--- BEGIN ---

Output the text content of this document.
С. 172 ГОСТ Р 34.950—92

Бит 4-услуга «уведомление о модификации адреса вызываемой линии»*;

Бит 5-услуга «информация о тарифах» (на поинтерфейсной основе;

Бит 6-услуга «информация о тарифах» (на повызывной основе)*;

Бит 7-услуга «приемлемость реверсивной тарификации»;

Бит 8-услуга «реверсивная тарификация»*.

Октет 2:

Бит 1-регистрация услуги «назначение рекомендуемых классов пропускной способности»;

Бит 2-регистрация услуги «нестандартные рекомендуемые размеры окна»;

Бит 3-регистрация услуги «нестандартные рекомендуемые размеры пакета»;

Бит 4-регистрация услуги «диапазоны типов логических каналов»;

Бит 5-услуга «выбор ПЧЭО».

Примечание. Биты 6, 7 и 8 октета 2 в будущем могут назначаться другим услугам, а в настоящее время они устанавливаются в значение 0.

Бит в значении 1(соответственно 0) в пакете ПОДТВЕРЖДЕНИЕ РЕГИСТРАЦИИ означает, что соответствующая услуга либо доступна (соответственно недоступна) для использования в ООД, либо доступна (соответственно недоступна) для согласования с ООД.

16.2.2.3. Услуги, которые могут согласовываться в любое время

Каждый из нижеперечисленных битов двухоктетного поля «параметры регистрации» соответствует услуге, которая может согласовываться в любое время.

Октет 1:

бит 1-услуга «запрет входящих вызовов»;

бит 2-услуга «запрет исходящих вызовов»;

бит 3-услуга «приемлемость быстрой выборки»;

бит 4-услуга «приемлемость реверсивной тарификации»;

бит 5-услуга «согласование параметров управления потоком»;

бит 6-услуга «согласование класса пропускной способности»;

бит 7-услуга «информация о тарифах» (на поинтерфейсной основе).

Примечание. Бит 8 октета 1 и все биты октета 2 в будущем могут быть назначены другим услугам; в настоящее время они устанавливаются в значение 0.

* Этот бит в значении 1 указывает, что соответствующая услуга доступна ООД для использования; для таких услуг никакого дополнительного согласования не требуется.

--- END ---

=== Description of the task ===
Take the records above and return them exactly as written.

=== Task response ===
Output the text content of this document.
С. 172 ГОСТ Р 34.950—92

Бит 4-услуга «уведомление о модификации адреса вызываемой линии»*;

Бит 5-услуга «информация о тарифах» (на поинтерфейсной основе;

Бит 6-услуга «информация о тарифах» (на повызывной основе)*;

Бит 7-услуга «приемлемость реверсивной тарификации»;

Бит 8-услуга «реверсивная тарификация»*.

Октет 2:

Бит 1-регистрация услуги «назначение рекомендуемых классов пропускной способности»;

Бит 2-регистрация услуги «нестандартные рекомендуемые размеры окна»;

Бит 3-регистрация услуги «нестандартные рекомендуемые размеры пакета»;

Бит 4-регистрация услуги «диапазоны типов логических каналов»;

Бит 5-услуга «выбор ПЧЭО».

Примечание. Биты 6, 7 и 8 октета 2 в будущем могут назначаться другим услугам, а в настоящее время они устанавливаются в значение 0.

Бит в значении 1(соответственно 0) в пакете ПОДТВЕРЖДЕНИЕ РЕГИСТРАЦИИ означает, что соответствующая услуга либо доступна (соответственно недоступна) для использования в ООД, либо доступна (соответственно недоступна) для согласования с ООД.

16.2.2.3. Услуги, которые могут согласовываться в любое время

Каждый из нижеперечисленных битов двухоктетного поля «параметры регистрации» соответствует услуге, которая может согласовываться в любое время.

Октет 1:

бит 1-услуга «запрет входящих вызовов»;

бит 2-услуга «запрет исходящих вызовов»;

бит 3-услуга «приемлемость быстрой выборки»;

бит 4-услуга «приемлемость реверсивной тарификации»;

бит 5-услуга «согласование параметров управления потоком»;

бит 6-услуга «согласование класса пропускной способности»;

бит 7-услуга «информация о тарифах» (на поинтерфейсной основе).

Примечание. Бит 8 октета 1 и все биты октета 2 в будущем могут быть назначены другим услугам; в настоящее время они устанавливаются в значение 0.

* Этот бит в значении 1 указывает, что соответствующая услуга доступна ООД для использования; для таких услуг никакого дополнительного согласования не требуется.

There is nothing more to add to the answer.